* **Instruction**
Check every line of the entries below for the word "JSON", and copy the ones that have it.

* **Input rows**
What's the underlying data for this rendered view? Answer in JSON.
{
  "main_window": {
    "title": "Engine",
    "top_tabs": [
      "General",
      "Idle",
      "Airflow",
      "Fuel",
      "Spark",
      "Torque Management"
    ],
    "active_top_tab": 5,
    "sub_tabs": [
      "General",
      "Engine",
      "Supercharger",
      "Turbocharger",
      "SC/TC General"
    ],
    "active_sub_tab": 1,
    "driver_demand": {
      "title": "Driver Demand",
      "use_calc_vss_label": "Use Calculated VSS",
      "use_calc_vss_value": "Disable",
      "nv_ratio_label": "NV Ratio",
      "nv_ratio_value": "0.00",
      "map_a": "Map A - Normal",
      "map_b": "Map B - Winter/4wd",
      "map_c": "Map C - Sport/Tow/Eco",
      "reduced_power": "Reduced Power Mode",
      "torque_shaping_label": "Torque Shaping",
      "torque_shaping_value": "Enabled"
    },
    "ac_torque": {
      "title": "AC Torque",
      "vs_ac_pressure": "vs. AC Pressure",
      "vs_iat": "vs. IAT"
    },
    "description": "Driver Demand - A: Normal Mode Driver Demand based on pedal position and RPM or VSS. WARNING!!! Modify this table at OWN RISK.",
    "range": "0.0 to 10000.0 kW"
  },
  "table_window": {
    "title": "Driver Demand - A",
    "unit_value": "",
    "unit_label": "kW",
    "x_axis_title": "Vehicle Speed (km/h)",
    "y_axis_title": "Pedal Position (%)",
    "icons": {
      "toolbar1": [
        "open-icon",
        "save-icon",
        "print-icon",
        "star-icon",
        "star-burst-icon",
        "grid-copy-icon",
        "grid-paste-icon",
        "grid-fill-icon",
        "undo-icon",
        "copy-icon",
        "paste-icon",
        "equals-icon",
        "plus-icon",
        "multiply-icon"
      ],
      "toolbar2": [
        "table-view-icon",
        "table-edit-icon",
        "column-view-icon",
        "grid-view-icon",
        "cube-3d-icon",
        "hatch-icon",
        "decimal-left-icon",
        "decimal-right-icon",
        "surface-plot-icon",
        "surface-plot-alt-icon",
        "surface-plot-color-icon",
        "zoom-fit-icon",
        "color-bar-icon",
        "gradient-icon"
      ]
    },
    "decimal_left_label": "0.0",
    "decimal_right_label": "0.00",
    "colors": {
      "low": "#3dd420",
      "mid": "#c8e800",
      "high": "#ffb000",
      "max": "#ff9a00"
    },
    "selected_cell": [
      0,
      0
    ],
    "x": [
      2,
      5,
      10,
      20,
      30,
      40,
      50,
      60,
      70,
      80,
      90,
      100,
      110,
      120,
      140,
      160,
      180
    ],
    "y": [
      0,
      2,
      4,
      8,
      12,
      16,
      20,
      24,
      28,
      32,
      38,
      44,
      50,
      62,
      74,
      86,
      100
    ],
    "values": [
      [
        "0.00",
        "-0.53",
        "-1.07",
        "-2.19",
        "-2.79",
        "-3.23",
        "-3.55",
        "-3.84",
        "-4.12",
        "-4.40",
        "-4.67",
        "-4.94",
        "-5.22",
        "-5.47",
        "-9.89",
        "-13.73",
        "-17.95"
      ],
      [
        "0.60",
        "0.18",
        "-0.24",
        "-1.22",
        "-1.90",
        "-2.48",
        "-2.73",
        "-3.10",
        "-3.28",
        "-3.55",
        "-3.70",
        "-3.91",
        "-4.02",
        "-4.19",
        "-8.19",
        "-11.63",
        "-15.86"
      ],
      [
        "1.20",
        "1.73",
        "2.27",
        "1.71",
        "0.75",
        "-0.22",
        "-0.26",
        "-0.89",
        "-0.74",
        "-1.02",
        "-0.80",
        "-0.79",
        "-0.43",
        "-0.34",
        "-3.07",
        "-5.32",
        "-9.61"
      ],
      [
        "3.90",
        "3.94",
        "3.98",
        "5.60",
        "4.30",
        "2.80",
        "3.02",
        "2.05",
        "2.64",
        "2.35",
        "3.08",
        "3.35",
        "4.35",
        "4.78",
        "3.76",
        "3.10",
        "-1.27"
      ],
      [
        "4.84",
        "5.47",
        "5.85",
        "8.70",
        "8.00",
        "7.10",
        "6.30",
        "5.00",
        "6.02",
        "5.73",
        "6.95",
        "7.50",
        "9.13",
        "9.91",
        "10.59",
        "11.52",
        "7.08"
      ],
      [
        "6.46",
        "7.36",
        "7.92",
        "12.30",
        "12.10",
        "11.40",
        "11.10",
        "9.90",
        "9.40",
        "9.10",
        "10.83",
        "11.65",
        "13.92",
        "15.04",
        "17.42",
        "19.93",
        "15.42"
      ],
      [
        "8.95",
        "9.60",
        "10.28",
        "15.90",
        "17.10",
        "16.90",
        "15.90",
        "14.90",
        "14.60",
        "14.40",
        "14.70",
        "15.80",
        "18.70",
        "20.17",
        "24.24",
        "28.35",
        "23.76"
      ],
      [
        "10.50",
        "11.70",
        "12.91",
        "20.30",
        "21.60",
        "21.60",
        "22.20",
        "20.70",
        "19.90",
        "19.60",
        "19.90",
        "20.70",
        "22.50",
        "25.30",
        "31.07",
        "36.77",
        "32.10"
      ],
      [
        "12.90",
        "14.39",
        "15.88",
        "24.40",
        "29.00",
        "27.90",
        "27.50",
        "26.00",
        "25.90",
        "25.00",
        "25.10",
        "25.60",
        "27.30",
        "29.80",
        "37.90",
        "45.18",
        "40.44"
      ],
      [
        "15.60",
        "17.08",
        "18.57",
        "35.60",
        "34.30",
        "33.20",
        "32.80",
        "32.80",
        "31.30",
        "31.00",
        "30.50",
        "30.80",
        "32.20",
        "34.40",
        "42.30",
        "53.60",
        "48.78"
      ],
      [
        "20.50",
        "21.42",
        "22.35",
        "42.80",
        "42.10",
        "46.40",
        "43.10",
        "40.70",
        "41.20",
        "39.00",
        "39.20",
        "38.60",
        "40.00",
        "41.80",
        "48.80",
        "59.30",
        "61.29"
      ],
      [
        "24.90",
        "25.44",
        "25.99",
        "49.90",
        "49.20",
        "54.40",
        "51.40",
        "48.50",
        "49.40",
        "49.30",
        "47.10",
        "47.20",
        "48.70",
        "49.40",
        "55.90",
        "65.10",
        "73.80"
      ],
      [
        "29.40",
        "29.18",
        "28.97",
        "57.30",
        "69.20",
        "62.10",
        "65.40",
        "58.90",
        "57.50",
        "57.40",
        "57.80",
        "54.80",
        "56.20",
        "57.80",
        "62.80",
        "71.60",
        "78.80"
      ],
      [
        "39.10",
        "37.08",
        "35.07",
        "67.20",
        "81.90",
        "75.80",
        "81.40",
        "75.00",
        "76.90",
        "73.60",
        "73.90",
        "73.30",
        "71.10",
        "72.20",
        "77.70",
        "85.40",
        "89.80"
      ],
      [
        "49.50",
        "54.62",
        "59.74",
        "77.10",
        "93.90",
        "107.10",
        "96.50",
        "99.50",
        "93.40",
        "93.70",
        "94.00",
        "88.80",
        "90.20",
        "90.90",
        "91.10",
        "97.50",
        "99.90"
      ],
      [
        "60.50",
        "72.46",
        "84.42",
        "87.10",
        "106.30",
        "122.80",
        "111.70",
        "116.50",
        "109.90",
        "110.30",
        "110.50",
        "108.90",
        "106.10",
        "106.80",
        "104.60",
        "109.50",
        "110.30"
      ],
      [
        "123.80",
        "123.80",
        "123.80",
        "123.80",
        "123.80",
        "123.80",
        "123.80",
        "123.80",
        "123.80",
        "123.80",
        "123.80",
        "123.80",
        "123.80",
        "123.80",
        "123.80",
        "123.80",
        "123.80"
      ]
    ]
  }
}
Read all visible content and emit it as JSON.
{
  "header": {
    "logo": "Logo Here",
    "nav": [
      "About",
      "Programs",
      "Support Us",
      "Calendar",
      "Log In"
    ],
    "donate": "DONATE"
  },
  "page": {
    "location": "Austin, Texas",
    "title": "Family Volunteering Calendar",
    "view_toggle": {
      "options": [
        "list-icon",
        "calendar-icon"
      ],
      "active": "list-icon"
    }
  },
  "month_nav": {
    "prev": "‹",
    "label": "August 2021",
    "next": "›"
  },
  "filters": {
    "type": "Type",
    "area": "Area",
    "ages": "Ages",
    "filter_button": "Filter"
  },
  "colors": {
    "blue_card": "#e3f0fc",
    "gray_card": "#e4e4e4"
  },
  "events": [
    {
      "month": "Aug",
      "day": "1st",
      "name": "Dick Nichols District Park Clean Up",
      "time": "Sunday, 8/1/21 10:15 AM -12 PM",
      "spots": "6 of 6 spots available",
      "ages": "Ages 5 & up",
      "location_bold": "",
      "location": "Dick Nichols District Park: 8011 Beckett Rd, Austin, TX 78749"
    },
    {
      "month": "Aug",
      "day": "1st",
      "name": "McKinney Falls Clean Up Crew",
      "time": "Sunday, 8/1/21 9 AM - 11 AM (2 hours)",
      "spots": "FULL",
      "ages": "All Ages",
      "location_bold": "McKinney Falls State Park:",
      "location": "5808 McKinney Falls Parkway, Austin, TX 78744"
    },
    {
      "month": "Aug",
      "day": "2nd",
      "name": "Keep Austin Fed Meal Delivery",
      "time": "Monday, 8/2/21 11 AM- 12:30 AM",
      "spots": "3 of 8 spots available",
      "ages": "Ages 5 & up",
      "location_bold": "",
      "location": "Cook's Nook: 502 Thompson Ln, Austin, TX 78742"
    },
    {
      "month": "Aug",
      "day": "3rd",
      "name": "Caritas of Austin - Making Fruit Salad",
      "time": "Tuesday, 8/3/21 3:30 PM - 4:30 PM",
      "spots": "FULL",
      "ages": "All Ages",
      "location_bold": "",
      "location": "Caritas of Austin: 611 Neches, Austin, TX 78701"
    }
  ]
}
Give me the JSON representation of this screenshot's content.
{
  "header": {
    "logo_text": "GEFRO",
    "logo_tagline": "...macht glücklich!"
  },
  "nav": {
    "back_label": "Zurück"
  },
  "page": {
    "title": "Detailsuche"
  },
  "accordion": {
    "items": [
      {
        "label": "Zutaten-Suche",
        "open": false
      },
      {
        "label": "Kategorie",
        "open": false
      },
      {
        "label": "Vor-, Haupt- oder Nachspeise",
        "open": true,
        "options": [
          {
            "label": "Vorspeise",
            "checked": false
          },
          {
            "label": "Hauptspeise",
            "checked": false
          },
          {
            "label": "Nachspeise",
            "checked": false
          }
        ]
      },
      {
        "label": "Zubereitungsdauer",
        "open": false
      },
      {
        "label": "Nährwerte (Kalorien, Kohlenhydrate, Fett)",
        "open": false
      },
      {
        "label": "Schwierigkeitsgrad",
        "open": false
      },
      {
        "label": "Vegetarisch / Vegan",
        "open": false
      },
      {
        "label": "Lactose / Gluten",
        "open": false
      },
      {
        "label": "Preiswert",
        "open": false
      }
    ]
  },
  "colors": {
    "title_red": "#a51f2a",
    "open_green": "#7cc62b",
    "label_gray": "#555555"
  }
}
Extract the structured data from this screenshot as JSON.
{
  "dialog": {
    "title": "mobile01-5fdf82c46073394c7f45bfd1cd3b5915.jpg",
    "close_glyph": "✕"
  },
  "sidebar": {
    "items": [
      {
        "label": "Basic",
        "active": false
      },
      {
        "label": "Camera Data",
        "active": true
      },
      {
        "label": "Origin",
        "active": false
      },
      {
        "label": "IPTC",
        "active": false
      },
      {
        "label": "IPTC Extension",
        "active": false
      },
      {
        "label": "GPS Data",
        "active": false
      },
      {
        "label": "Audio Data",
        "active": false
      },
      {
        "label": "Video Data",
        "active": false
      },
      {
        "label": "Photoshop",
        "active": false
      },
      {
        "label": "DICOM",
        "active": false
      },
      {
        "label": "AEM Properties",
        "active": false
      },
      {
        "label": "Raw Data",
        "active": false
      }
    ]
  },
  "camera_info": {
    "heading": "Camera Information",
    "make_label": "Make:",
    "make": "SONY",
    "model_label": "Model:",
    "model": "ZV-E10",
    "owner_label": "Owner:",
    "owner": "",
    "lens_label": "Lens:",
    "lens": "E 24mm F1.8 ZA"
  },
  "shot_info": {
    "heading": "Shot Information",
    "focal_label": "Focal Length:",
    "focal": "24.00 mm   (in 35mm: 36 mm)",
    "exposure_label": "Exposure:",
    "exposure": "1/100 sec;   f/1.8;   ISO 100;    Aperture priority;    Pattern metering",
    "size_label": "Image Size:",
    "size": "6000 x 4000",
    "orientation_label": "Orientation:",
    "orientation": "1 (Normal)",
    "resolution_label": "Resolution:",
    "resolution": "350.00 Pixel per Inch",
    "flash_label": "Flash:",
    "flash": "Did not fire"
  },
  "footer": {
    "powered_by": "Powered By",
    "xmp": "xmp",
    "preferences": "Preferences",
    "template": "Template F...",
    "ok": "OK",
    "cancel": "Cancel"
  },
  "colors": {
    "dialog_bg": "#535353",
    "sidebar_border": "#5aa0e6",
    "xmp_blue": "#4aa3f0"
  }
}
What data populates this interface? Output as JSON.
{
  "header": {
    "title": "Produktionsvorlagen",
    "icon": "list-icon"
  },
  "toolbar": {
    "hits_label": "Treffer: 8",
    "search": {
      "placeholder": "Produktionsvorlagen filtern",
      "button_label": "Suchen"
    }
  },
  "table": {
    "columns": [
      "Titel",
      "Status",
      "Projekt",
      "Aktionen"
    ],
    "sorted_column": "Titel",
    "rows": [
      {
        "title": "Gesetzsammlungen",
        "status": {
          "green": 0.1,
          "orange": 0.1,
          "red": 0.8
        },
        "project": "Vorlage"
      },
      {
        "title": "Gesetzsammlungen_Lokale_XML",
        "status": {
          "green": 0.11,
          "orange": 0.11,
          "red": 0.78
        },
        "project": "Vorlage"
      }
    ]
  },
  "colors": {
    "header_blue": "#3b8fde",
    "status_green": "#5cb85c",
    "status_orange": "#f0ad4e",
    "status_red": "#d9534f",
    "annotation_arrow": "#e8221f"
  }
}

* **Output of the exercise**
What's the underlying data for this rendered view? Answer in JSON.
Read all visible content and emit it as JSON.
Give me the JSON representation of this screenshot's content.
Extract the structured data from this screenshot as JSON.
What data populates this interface? Output as JSON.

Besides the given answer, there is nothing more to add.